Teks Sumber »

Minggu, 16 Februari 2014

Demokrasi dan Pemilu di Indonesia

Tidak lama lagi bangsa Indonesia akan melaksanakan suksesi kepemimpinan nasional. Suatu agenda nasional yang sering disebut sebagai pesta demokrasi, telah memasuki yang keempat kalinya pasca Orde Baru. Tentu bagi sebuah negara yang pernah mengalami politik otoritarian, ledakan demokrasi menjadi angin segar bagi bangsa Indonesia untuk mengekspresikan sikap politiknya setelah 32 tahun kebebasan politik dipenjarakan. Lihat saja fakta pemilu 1999 – yang merupakan pemilu pertama kali era reformasi – terdapat 48 partai politik peserta pemilu. Ledakan jumlah partai politik ini membuktikan betapa semangat berdemokrasi cukup tinggi. Kemudian pada pemilu 2004 terdapat 24 parpol peserta dan 2009 terdapat 45 parpol peserta. Untuk pemilu 2014, terdapat 15 parpol peserta – dengan tiga parpol lokal Aceh. Tentu dengan melihat kenyataan seperti ini, dampak dari demokratisasi sangat terlihat 

Berbicara mengenai pemilu tentu kita tidak akan dapat melepaskan diri dari demokrasi – karena pemilu merupakan pilar demokrasi. Sebagaimana aliran Schumpeterian meyakini bahwa sebuah negara dikatakan demokratis jika negara tersebut menyelenggarakan pemilu. Namun bagi kita yang mengamati dengan seksama demokrasi di Indonesia, rasanya penyelenggaraan pemilu saja belum cukup untuk menyebutkan Indonesia telah demokratis. Karena pada dasarnya demokrasi sebagai sistem politik, telah mensyaratkan adanya sebuah masyarakat yang msenggunakan hak-hak politiknya secara utuh, tanpa ada tekanan yang datang dari manapun. Sehingga cara pandang kita terhadap demokrasi tidak hanya dinilai dari bagaimana prosedur demokrasi dijalankan – lebih dari itu – yaitu bagaimana demokrasi dapat diaplikasikan secara substantif.

Problem Demokrasi Indonesia

Bagi sebuah negara yang merasakan alam demokrasi selama kurang lebih 15 tahun, tidaklah mengherankan ketika demokrasi yang dijalankan penuh masalah. Bagaimana tidak, negara seperti Amerika Serikat pun dengan usia demokrasi lebih dari seratus tahun masih ditemui persoalan substansial dalam demokrasi. Maka dari itu, untuk membicarakan persoalan demokrasi di Indonesia memang membutuhkan suatu konsentrasi khusus – pun telah cukup banyak rujukan yang membicarakan demokrasi Indonesia baik dalam jurnal ilmiah maupun opini. Dalam hal ini, mari kita lihat problem demokrasi Indonesia secara sederhana.

Cuplikan Data »
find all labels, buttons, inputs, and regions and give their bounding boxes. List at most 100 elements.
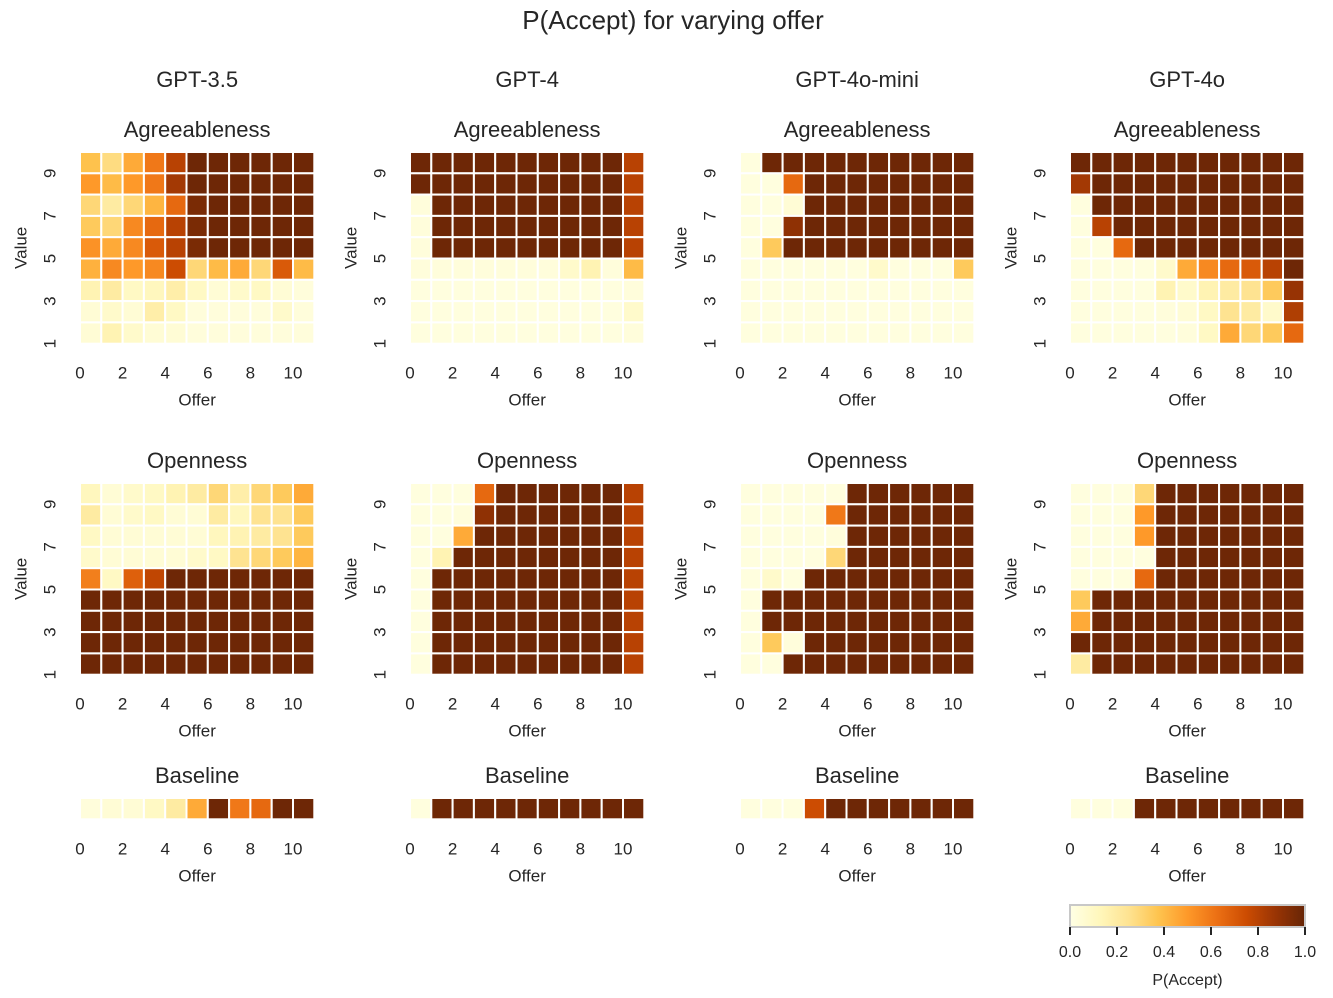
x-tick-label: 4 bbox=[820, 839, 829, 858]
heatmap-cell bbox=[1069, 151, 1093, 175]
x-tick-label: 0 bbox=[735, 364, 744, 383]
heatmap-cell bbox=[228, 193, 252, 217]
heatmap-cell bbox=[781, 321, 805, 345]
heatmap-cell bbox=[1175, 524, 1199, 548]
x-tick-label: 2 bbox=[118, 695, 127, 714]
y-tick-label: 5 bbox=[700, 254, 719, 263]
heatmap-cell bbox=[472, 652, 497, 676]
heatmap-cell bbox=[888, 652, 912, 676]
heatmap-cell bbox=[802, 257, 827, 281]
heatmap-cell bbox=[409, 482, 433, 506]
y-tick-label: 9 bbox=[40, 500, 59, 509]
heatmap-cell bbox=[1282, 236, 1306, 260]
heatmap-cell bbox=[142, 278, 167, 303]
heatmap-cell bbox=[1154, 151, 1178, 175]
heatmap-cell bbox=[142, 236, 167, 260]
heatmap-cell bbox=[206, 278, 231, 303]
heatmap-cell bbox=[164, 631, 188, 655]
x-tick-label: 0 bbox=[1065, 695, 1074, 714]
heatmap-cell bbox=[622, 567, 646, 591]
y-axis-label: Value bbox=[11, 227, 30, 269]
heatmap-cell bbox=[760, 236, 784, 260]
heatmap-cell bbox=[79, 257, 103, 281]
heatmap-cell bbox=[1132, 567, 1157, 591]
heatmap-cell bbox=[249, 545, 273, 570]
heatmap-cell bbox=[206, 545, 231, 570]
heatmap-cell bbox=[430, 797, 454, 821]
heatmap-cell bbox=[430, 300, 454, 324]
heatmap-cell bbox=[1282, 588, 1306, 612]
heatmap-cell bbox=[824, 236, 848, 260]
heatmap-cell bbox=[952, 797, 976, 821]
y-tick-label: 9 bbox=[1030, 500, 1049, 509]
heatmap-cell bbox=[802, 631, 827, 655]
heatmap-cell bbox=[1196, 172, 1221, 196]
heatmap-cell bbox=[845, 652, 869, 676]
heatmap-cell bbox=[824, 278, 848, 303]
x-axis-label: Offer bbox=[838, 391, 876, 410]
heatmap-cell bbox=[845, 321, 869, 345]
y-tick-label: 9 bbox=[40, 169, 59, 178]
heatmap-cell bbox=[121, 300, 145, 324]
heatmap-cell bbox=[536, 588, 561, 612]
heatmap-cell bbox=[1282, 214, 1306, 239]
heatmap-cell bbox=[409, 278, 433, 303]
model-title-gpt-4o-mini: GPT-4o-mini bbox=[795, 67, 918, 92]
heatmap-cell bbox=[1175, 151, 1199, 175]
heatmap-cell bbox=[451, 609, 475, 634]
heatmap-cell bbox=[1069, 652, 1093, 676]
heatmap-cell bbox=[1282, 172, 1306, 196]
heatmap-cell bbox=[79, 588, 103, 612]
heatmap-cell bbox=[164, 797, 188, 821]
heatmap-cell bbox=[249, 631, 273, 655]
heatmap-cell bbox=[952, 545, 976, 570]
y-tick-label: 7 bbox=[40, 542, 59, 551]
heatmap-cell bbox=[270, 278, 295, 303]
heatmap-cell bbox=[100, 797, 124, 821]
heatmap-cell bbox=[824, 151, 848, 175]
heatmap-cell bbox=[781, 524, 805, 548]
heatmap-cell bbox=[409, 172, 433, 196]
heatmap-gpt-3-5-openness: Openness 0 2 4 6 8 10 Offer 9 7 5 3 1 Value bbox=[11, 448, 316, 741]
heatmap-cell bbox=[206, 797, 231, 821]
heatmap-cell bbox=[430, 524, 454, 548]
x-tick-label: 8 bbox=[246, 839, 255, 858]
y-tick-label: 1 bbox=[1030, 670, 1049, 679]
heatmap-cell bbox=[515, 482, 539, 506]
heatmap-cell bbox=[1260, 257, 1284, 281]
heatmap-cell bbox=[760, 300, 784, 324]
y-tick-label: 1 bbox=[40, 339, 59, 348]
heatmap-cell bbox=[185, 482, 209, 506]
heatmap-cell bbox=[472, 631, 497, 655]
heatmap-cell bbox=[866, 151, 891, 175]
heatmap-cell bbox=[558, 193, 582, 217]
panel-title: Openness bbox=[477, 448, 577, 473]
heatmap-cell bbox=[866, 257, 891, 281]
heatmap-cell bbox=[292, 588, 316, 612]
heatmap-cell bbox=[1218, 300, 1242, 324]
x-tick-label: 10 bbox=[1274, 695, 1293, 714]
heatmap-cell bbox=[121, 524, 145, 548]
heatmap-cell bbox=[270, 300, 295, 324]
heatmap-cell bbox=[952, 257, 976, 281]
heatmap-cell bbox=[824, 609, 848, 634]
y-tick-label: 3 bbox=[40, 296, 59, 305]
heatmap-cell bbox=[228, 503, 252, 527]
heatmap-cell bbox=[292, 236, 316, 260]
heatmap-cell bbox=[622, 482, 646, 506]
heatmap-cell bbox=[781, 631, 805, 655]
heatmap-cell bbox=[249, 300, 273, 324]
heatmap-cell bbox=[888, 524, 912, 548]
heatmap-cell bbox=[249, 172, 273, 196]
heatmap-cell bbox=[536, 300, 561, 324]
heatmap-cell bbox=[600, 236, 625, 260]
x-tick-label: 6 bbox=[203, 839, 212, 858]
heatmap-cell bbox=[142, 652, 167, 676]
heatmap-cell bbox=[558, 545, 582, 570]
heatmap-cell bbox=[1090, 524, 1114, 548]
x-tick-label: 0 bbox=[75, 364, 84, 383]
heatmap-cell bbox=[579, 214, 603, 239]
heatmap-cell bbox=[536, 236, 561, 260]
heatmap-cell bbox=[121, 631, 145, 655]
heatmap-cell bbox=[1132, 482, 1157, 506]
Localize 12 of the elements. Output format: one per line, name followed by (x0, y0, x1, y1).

...

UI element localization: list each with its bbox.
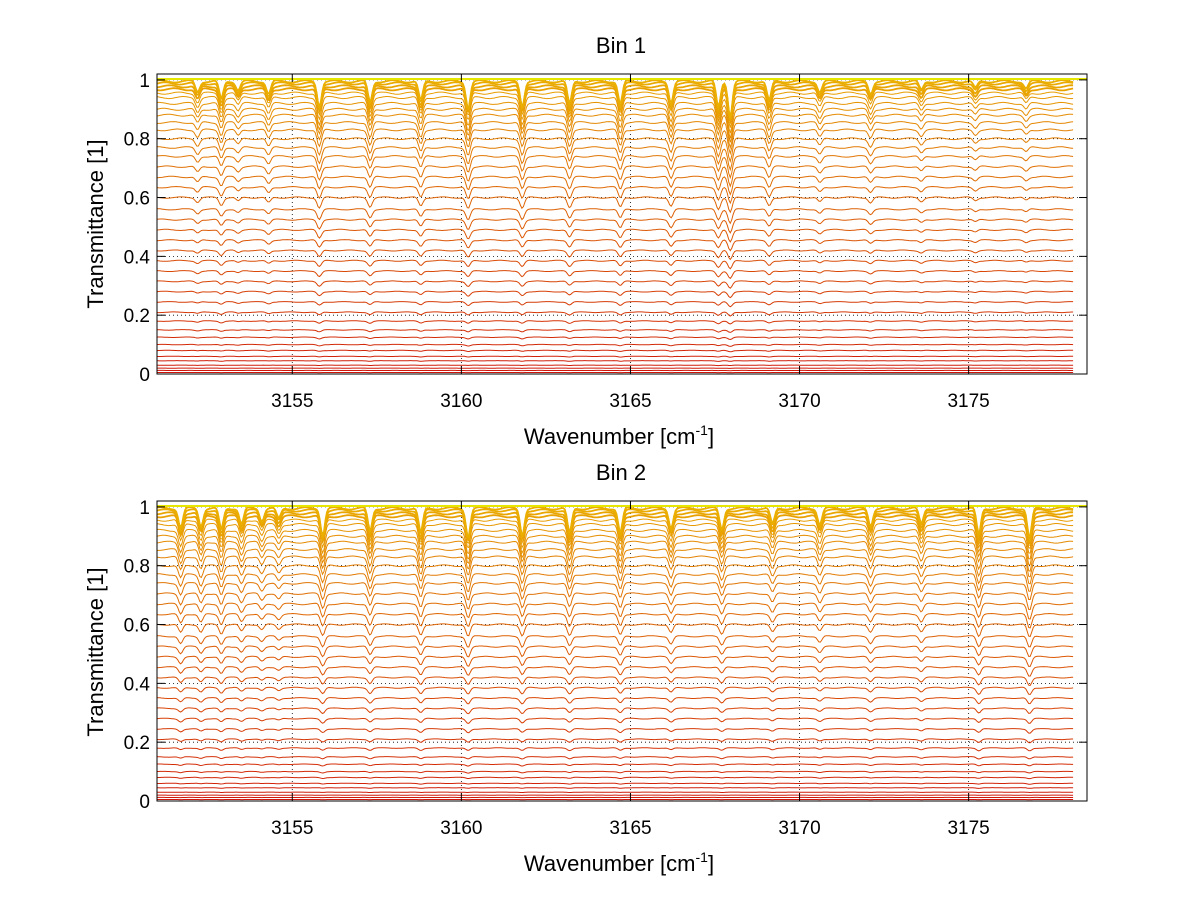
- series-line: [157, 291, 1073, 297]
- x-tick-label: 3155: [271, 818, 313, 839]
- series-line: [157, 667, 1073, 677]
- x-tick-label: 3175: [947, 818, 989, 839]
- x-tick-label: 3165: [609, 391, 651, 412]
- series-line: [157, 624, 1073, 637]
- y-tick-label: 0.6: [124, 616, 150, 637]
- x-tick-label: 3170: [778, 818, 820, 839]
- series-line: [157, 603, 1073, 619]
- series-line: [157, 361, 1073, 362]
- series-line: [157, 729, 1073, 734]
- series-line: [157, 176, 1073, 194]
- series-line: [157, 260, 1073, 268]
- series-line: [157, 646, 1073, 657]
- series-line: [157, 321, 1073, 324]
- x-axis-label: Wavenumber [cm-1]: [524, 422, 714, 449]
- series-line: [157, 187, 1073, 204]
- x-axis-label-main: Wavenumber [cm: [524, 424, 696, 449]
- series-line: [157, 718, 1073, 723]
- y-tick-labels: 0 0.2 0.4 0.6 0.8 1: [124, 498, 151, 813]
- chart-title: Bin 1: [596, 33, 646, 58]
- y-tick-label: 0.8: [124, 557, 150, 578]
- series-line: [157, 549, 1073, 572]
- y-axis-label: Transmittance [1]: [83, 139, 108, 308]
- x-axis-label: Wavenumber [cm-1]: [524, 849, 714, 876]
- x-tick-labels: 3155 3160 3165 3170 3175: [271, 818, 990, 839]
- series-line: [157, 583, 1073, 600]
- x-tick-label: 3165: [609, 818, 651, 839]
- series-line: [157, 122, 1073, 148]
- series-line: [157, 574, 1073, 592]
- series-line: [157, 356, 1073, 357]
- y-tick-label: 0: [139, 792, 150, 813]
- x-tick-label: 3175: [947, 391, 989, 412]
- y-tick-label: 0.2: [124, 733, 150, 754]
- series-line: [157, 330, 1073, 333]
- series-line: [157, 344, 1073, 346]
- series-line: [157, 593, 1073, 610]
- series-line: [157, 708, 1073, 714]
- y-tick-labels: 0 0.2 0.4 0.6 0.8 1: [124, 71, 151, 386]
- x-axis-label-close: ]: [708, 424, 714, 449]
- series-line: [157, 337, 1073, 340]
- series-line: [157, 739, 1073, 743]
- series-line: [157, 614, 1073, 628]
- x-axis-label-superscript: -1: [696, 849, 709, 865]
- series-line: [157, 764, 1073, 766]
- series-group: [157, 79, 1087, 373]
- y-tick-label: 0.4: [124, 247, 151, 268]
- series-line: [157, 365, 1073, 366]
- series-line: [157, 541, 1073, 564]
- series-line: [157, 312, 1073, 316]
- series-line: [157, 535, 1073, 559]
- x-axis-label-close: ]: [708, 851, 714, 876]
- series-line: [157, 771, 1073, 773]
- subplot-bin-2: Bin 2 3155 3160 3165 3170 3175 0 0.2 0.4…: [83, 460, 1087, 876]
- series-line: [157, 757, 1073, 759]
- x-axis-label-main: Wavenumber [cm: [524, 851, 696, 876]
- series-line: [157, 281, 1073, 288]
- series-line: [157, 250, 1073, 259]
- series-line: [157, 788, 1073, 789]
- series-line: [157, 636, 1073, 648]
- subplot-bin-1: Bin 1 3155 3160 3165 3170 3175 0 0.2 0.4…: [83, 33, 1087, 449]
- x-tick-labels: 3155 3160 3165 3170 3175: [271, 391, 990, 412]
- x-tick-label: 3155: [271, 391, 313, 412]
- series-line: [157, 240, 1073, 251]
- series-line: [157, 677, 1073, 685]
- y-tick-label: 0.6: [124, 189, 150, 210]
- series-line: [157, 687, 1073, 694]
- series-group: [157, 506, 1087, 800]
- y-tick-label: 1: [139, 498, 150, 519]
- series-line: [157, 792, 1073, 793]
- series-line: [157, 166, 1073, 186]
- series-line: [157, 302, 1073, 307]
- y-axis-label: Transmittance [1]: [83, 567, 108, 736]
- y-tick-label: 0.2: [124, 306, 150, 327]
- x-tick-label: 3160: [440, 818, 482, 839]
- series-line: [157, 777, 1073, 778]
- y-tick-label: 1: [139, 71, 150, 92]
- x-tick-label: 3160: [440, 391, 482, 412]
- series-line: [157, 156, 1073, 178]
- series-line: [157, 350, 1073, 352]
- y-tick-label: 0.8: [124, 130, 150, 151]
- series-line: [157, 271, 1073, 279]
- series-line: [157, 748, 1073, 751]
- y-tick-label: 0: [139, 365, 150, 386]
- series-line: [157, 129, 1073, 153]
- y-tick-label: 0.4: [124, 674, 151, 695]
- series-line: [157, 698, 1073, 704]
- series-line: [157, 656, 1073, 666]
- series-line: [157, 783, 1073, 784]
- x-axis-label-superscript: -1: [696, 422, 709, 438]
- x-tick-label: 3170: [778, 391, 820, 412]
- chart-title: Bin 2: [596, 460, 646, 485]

Petunjuk Pengerjaan »
1. Sebutkan setiap tahun pemilu yang disertai jumlah partai politik pesertanya dalam teks sumber, beserta jumlah partai tersebut.
2. Tuliskan kembali, tanpa mengubah satu kata pun, bagian teks sumber yang dibuka dengan kata-kata yang memuat "Bagi sebuah negara yang merasakan" dan ditutup dengan "Indonesia secara sederhana.".

Jawaban Berurutan »
1.
- 1999: 48 partai politik
- 2004: 24 partai politik
- 2009: 45 partai politik
- 2014: 15 partai politik

2.
Bagi sebuah negara yang merasakan alam demokrasi selama kurang lebih 15 tahun, tidaklah mengherankan ketika demokrasi yang dijalankan penuh masalah. Bagaimana tidak, negara seperti Amerika Serikat pun dengan usia demokrasi lebih dari seratus tahun masih ditemui persoalan substansial dalam demokrasi. Maka dari itu, untuk membicarakan persoalan demokrasi di Indonesia memang membutuhkan suatu konsentrasi khusus – pun telah cukup banyak rujukan yang membicarakan demokrasi Indonesia baik dalam jurnal ilmiah maupun opini. Dalam hal ini, mari kita lihat problem demokrasi Indonesia secara sederhana.